+++ Supplied data +++

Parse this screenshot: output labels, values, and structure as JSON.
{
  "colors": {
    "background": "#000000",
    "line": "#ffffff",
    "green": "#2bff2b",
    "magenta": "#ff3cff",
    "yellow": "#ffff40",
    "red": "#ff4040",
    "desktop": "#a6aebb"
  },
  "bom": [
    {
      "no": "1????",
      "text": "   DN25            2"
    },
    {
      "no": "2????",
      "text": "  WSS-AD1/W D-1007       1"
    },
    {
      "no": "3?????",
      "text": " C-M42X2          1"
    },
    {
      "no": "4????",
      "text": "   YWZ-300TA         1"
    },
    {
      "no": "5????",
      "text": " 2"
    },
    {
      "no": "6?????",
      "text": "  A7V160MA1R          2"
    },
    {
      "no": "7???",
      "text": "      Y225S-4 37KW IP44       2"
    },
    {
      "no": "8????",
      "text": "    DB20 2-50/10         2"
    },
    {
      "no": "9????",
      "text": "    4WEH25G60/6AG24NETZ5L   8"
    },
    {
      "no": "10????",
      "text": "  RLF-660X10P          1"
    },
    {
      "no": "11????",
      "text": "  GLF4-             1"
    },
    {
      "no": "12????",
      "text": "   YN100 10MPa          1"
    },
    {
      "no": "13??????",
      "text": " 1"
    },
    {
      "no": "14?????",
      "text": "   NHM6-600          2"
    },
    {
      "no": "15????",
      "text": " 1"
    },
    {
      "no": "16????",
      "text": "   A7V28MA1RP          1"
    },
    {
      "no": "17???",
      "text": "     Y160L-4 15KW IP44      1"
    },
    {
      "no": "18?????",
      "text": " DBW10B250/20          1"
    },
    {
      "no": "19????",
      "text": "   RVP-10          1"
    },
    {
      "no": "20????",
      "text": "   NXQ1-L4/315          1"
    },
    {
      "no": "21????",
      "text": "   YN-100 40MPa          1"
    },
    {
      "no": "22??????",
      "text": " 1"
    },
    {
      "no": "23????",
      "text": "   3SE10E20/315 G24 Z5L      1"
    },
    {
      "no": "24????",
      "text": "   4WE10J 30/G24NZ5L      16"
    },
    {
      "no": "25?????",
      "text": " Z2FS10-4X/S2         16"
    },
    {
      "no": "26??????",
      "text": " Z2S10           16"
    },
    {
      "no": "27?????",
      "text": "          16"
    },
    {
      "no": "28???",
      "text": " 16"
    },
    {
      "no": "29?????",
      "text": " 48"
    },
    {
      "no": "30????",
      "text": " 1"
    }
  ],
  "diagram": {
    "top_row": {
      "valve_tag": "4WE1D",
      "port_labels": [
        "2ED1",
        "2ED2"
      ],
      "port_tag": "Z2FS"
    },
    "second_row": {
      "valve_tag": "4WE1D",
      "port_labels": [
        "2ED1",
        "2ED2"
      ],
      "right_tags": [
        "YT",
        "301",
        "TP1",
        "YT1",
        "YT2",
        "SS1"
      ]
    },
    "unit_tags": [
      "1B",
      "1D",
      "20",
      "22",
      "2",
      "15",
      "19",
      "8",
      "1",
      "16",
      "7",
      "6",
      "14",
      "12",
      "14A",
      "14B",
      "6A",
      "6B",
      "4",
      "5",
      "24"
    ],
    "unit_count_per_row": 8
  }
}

+++

Aim - Return every entry verbatim.

Solution for this exercise -
Parse this screenshot: output labels, values, and structure as JSON.
{
  "colors": {
    "background": "#000000",
    "line": "#ffffff",
    "green": "#2bff2b",
    "magenta": "#ff3cff",
    "yellow": "#ffff40",
    "red": "#ff4040",
    "desktop": "#a6aebb"
  },
  "bom": [
    {
      "no": "1????",
      "text": "   DN25            2"
    },
    {
      "no": "2????",
      "text": "  WSS-AD1/W D-1007       1"
    },
    {
      "no": "3?????",
      "text": " C-M42X2          1"
    },
    {
      "no": "4????",
      "text": "   YWZ-300TA         1"
    },
    {
      "no": "5????",
      "text": " 2"
    },
    {
      "no": "6?????",
      "text": "  A7V160MA1R          2"
    },
    {
      "no": "7???",
      "text": "      Y225S-4 37KW IP44       2"
    },
    {
      "no": "8????",
      "text": "    DB20 2-50/10         2"
    },
    {
      "no": "9????",
      "text": "    4WEH25G60/6AG24NETZ5L   8"
    },
    {
      "no": "10????",
      "text": "  RLF-660X10P          1"
    },
    {
      "no": "11????",
      "text": "  GLF4-             1"
    },
    {
      "no": "12????",
      "text": "   YN100 10MPa          1"
    },
    {
      "no": "13??????",
      "text": " 1"
    },
    {
      "no": "14?????",
      "text": "   NHM6-600          2"
    },
    {
      "no": "15????",
      "text": " 1"
    },
    {
      "no": "16????",
      "text": "   A7V28MA1RP          1"
    },
    {
      "no": "17???",
      "text": "     Y160L-4 15KW IP44      1"
    },
    {
      "no": "18?????",
      "text": " DBW10B250/20          1"
    },
    {
      "no": "19????",
      "text": "   RVP-10          1"
    },
    {
      "no": "20????",
      "text": "   NXQ1-L4/315          1"
    },
    {
      "no": "21????",
      "text": "   YN-100 40MPa          1"
    },
    {
      "no": "22??????",
      "text": " 1"
    },
    {
      "no": "23????",
      "text": "   3SE10E20/315 G24 Z5L      1"
    },
    {
      "no": "24????",
      "text": "   4WE10J 30/G24NZ5L      16"
    },
    {
      "no": "25?????",
      "text": " Z2FS10-4X/S2         16"
    },
    {
      "no": "26??????",
      "text": " Z2S10           16"
    },
    {
      "no": "27?????",
      "text": "          16"
    },
    {
      "no": "28???",
      "text": " 16"
    },
    {
      "no": "29?????",
      "text": " 48"
    },
    {
      "no": "30????",
      "text": " 1"
    }
  ],
  "diagram": {
    "top_row": {
      "valve_tag": "4WE1D",
      "port_labels": [
        "2ED1",
        "2ED2"
      ],
      "port_tag": "Z2FS"
    },
    "second_row": {
      "valve_tag": "4WE1D",
      "port_labels": [
        "2ED1",
        "2ED2"
      ],
      "right_tags": [
        "YT",
        "301",
        "TP1",
        "YT1",
        "YT2",
        "SS1"
      ]
    },
    "unit_tags": [
      "1B",
      "1D",
      "20",
      "22",
      "2",
      "15",
      "19",
      "8",
      "1",
      "16",
      "7",
      "6",
      "14",
      "12",
      "14A",
      "14B",
      "6A",
      "6B",
      "4",
      "5",
      "24"
    ],
    "unit_count_per_row": 8
  }
}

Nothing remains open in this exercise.